▶ Problem: Copy the full set of lines exactly as given.

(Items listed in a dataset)
_ _ _ _ _

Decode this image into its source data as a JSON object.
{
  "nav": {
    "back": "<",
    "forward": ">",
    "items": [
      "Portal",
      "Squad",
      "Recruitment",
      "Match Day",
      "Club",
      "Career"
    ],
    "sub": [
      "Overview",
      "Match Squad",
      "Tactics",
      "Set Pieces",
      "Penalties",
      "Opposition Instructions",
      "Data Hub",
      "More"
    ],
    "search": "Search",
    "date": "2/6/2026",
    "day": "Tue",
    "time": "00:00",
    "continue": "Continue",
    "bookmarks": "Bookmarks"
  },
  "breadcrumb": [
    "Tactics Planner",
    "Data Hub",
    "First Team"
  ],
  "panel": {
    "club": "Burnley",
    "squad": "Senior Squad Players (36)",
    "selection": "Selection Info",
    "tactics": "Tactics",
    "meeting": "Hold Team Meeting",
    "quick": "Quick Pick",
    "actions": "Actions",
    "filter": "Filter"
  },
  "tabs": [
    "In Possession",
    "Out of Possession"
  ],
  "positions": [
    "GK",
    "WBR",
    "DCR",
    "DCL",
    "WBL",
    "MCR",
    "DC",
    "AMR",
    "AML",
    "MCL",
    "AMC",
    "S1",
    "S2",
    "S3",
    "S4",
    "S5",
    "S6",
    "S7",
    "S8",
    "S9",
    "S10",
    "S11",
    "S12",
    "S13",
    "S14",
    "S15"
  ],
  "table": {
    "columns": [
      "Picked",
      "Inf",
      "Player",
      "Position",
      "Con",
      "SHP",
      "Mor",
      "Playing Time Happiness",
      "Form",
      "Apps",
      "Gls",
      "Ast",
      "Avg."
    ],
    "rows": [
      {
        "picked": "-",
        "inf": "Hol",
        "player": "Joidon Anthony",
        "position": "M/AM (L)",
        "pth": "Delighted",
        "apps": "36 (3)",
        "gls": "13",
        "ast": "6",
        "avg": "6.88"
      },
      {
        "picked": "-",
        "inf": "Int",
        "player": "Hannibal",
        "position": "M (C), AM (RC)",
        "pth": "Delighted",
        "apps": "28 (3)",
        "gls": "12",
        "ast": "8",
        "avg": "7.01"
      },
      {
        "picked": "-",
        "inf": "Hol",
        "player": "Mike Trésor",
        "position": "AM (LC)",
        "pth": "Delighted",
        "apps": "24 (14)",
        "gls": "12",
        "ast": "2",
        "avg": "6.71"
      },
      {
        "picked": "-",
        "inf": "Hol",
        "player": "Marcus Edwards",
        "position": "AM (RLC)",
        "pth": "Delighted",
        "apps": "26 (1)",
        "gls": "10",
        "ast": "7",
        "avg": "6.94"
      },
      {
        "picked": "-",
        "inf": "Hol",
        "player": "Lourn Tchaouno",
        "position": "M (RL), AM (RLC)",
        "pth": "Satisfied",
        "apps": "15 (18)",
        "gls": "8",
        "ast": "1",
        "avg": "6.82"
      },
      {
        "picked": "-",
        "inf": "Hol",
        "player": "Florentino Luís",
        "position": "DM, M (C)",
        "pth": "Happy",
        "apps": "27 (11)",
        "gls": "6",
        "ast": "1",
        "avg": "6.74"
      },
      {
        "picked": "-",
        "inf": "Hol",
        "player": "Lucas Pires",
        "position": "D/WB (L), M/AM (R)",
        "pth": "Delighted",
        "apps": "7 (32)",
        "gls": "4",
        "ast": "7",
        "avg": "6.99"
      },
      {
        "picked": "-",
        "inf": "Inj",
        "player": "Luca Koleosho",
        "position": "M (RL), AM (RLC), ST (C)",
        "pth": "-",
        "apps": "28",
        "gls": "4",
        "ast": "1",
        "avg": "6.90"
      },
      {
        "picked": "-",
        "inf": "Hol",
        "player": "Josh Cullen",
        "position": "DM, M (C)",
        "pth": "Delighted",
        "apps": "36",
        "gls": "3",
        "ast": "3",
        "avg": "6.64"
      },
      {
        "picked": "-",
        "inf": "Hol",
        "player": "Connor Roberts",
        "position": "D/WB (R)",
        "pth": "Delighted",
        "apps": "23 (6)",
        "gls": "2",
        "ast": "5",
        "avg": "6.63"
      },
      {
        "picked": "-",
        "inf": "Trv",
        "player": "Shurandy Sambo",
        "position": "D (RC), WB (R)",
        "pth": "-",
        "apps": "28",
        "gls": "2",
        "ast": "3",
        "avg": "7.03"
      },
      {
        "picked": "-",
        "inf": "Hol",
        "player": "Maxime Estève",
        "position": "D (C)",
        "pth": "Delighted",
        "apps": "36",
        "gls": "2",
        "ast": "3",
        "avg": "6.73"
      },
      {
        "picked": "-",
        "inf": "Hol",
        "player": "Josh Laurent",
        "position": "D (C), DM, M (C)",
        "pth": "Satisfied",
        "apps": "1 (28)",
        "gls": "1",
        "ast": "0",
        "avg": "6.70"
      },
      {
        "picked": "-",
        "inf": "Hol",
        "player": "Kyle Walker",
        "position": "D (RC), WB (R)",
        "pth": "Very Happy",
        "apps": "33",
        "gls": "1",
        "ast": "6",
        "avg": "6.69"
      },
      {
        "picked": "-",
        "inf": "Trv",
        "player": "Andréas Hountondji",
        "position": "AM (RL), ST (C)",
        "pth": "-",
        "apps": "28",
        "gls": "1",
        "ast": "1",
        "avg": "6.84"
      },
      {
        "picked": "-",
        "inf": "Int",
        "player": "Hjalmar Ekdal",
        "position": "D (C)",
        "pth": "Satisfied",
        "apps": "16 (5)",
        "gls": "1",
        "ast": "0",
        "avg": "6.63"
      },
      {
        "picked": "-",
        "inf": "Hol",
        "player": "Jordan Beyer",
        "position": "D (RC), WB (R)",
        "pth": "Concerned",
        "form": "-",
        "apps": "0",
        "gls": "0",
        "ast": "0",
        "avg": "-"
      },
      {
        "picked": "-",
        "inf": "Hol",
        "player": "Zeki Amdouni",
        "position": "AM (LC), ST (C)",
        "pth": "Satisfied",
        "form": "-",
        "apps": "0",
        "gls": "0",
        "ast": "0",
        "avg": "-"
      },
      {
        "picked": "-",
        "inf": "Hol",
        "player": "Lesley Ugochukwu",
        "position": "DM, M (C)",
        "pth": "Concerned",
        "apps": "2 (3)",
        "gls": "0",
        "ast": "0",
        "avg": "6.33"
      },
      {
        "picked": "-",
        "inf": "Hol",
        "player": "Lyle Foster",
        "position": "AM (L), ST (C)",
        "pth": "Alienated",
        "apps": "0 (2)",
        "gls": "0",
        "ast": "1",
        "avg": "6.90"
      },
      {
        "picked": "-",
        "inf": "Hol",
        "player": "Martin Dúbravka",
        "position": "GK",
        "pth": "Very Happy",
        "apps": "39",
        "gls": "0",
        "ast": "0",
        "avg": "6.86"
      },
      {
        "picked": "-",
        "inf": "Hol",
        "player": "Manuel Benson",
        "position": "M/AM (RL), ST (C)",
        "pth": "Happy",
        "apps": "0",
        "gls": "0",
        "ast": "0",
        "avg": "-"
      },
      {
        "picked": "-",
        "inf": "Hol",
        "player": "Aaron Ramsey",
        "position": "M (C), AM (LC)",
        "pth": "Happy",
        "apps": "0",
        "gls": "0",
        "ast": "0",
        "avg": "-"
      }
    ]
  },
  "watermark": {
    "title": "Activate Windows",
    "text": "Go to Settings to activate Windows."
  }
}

_ _ _ _ _

▶ Response to the exercise:
Decode this image into its source data as a JSON object.
{
  "nav": {
    "back": "<",
    "forward": ">",
    "items": [
      "Portal",
      "Squad",
      "Recruitment",
      "Match Day",
      "Club",
      "Career"
    ],
    "sub": [
      "Overview",
      "Match Squad",
      "Tactics",
      "Set Pieces",
      "Penalties",
      "Opposition Instructions",
      "Data Hub",
      "More"
    ],
    "search": "Search",
    "date": "2/6/2026",
    "day": "Tue",
    "time": "00:00",
    "continue": "Continue",
    "bookmarks": "Bookmarks"
  },
  "breadcrumb": [
    "Tactics Planner",
    "Data Hub",
    "First Team"
  ],
  "panel": {
    "club": "Burnley",
    "squad": "Senior Squad Players (36)",
    "selection": "Selection Info",
    "tactics": "Tactics",
    "meeting": "Hold Team Meeting",
    "quick": "Quick Pick",
    "actions": "Actions",
    "filter": "Filter"
  },
  "tabs": [
    "In Possession",
    "Out of Possession"
  ],
  "positions": [
    "GK",
    "WBR",
    "DCR",
    "DCL",
    "WBL",
    "MCR",
    "DC",
    "AMR",
    "AML",
    "MCL",
    "AMC",
    "S1",
    "S2",
    "S3",
    "S4",
    "S5",
    "S6",
    "S7",
    "S8",
    "S9",
    "S10",
    "S11",
    "S12",
    "S13",
    "S14",
    "S15"
  ],
  "table": {
    "columns": [
      "Picked",
      "Inf",
      "Player",
      "Position",
      "Con",
      "SHP",
      "Mor",
      "Playing Time Happiness",
      "Form",
      "Apps",
      "Gls",
      "Ast",
      "Avg."
    ],
    "rows": [
      {
        "picked": "-",
        "inf": "Hol",
        "player": "Joidon Anthony",
        "position": "M/AM (L)",
        "pth": "Delighted",
        "apps": "36 (3)",
        "gls": "13",
        "ast": "6",
        "avg": "6.88"
      },
      {
        "picked": "-",
        "inf": "Int",
        "player": "Hannibal",
        "position": "M (C), AM (RC)",
        "pth": "Delighted",
        "apps": "28 (3)",
        "gls": "12",
        "ast": "8",
        "avg": "7.01"
      },
      {
        "picked": "-",
        "inf": "Hol",
        "player": "Mike Trésor",
        "position": "AM (LC)",
        "pth": "Delighted",
        "apps": "24 (14)",
        "gls": "12",
        "ast": "2",
        "avg": "6.71"
      },
      {
        "picked": "-",
        "inf": "Hol",
        "player": "Marcus Edwards",
        "position": "AM (RLC)",
        "pth": "Delighted",
        "apps": "26 (1)",
        "gls": "10",
        "ast": "7",
        "avg": "6.94"
      },
      {
        "picked": "-",
        "inf": "Hol",
        "player": "Lourn Tchaouno",
        "position": "M (RL), AM (RLC)",
        "pth": "Satisfied",
        "apps": "15 (18)",
        "gls": "8",
        "ast": "1",
        "avg": "6.82"
      },
      {
        "picked": "-",
        "inf": "Hol",
        "player": "Florentino Luís",
        "position": "DM, M (C)",
        "pth": "Happy",
        "apps": "27 (11)",
        "gls": "6",
        "ast": "1",
        "avg": "6.74"
      },
      {
        "picked": "-",
        "inf": "Hol",
        "player": "Lucas Pires",
        "position": "D/WB (L), M/AM (R)",
        "pth": "Delighted",
        "apps": "7 (32)",
        "gls": "4",
        "ast": "7",
        "avg": "6.99"
      },
      {
        "picked": "-",
        "inf": "Inj",
        "player": "Luca Koleosho",
        "position": "M (RL), AM (RLC), ST (C)",
        "pth": "-",
        "apps": "28",
        "gls": "4",
        "ast": "1",
        "avg": "6.90"
      },
      {
        "picked": "-",
        "inf": "Hol",
        "player": "Josh Cullen",
        "position": "DM, M (C)",
        "pth": "Delighted",
        "apps": "36",
        "gls": "3",
        "ast": "3",
        "avg": "6.64"
      },
      {
        "picked": "-",
        "inf": "Hol",
        "player": "Connor Roberts",
        "position": "D/WB (R)",
        "pth": "Delighted",
        "apps": "23 (6)",
        "gls": "2",
        "ast": "5",
        "avg": "6.63"
      },
      {
        "picked": "-",
        "inf": "Trv",
        "player": "Shurandy Sambo",
        "position": "D (RC), WB (R)",
        "pth": "-",
        "apps": "28",
        "gls": "2",
        "ast": "3",
        "avg": "7.03"
      },
      {
        "picked": "-",
        "inf": "Hol",
        "player": "Maxime Estève",
        "position": "D (C)",
        "pth": "Delighted",
        "apps": "36",
        "gls": "2",
        "ast": "3",
        "avg": "6.73"
      },
      {
        "picked": "-",
        "inf": "Hol",
        "player": "Josh Laurent",
        "position": "D (C), DM, M (C)",
        "pth": "Satisfied",
        "apps": "1 (28)",
        "gls": "1",
        "ast": "0",
        "avg": "6.70"
      },
      {
        "picked": "-",
        "inf": "Hol",
        "player": "Kyle Walker",
        "position": "D (RC), WB (R)",
        "pth": "Very Happy",
        "apps": "33",
        "gls": "1",
        "ast": "6",
        "avg": "6.69"
      },
      {
        "picked": "-",
        "inf": "Trv",
        "player": "Andréas Hountondji",
        "position": "AM (RL), ST (C)",
        "pth": "-",
        "apps": "28",
        "gls": "1",
        "ast": "1",
        "avg": "6.84"
      },
      {
        "picked": "-",
        "inf": "Int",
        "player": "Hjalmar Ekdal",
        "position": "D (C)",
        "pth": "Satisfied",
        "apps": "16 (5)",
        "gls": "1",
        "ast": "0",
        "avg": "6.63"
      },
      {
        "picked": "-",
        "inf": "Hol",
        "player": "Jordan Beyer",
        "position": "D (RC), WB (R)",
        "pth": "Concerned",
        "form": "-",
        "apps": "0",
        "gls": "0",
        "ast": "0",
        "avg": "-"
      },
      {
        "picked": "-",
        "inf": "Hol",
        "player": "Zeki Amdouni",
        "position": "AM (LC), ST (C)",
        "pth": "Satisfied",
        "form": "-",
        "apps": "0",
        "gls": "0",
        "ast": "0",
        "avg": "-"
      },
      {
        "picked": "-",
        "inf": "Hol",
        "player": "Lesley Ugochukwu",
        "position": "DM, M (C)",
        "pth": "Concerned",
        "apps": "2 (3)",
        "gls": "0",
        "ast": "0",
        "avg": "6.33"
      },
      {
        "picked": "-",
        "inf": "Hol",
        "player": "Lyle Foster",
        "position": "AM (L), ST (C)",
        "pth": "Alienated",
        "apps": "0 (2)",
        "gls": "0",
        "ast": "1",
        "avg": "6.90"
      },
      {
        "picked": "-",
        "inf": "Hol",
        "player": "Martin Dúbravka",
        "position": "GK",
        "pth": "Very Happy",
        "apps": "39",
        "gls": "0",
        "ast": "0",
        "avg": "6.86"
      },
      {
        "picked": "-",
        "inf": "Hol",
        "player": "Manuel Benson",
        "position": "M/AM (RL), ST (C)",
        "pth": "Happy",
        "apps": "0",
        "gls": "0",
        "ast": "0",
        "avg": "-"
      },
      {
        "picked": "-",
        "inf": "Hol",
        "player": "Aaron Ramsey",
        "position": "M (C), AM (LC)",
        "pth": "Happy",
        "apps": "0",
        "gls": "0",
        "ast": "0",
        "avg": "-"
      }
    ]
  },
  "watermark": {
    "title": "Activate Windows",
    "text": "Go to Settings to activate Windows."
  }
}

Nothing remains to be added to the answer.